» Exercise goal: From the listing below, pull each line that includes "marker".

» Records:
━━━━
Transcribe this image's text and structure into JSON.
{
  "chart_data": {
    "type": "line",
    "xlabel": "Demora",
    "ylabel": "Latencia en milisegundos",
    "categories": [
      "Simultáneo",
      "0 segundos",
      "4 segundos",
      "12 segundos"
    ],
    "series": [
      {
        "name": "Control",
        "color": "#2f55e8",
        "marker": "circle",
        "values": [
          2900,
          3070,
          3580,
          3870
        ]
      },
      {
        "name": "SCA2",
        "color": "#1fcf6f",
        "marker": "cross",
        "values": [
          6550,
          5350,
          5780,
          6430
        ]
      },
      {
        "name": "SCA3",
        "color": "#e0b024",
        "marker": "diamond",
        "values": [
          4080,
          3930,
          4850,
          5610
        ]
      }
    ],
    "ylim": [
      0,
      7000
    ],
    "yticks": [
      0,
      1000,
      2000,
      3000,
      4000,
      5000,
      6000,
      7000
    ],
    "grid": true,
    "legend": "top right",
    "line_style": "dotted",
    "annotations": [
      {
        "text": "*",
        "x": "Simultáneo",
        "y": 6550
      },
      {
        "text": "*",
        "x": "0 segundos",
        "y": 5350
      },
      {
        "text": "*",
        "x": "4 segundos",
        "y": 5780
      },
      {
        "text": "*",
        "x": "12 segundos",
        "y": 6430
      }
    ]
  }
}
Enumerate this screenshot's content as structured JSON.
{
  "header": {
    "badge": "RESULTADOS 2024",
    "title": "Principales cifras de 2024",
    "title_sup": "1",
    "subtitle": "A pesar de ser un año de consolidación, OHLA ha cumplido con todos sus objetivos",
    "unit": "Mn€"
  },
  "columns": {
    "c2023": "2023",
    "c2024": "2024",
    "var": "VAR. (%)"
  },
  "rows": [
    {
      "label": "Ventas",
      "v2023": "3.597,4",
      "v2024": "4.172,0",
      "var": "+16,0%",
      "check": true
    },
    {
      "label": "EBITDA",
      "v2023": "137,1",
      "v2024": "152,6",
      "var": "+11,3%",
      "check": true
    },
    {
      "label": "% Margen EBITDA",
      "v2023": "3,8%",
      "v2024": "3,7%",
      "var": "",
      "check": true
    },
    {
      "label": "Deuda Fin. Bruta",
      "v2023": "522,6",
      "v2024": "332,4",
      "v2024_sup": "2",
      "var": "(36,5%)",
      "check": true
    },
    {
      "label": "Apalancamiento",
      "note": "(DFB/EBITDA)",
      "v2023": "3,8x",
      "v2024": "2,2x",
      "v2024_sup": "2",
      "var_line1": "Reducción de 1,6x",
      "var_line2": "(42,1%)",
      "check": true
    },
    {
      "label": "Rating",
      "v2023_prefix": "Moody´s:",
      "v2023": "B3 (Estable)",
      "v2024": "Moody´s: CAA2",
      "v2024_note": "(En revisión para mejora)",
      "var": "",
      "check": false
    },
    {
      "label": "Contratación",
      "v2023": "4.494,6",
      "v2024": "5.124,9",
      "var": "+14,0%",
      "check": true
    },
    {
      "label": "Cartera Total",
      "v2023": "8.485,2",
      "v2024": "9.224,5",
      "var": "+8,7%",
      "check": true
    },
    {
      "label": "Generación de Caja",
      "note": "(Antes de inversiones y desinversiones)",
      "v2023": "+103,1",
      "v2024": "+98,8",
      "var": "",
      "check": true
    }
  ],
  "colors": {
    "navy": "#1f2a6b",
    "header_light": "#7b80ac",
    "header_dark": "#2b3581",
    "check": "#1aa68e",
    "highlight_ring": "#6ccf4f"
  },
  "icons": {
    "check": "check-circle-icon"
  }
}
━━━━
» Written response:
        "marker": "circle",
        "marker": "cross",
        "marker": "diamond",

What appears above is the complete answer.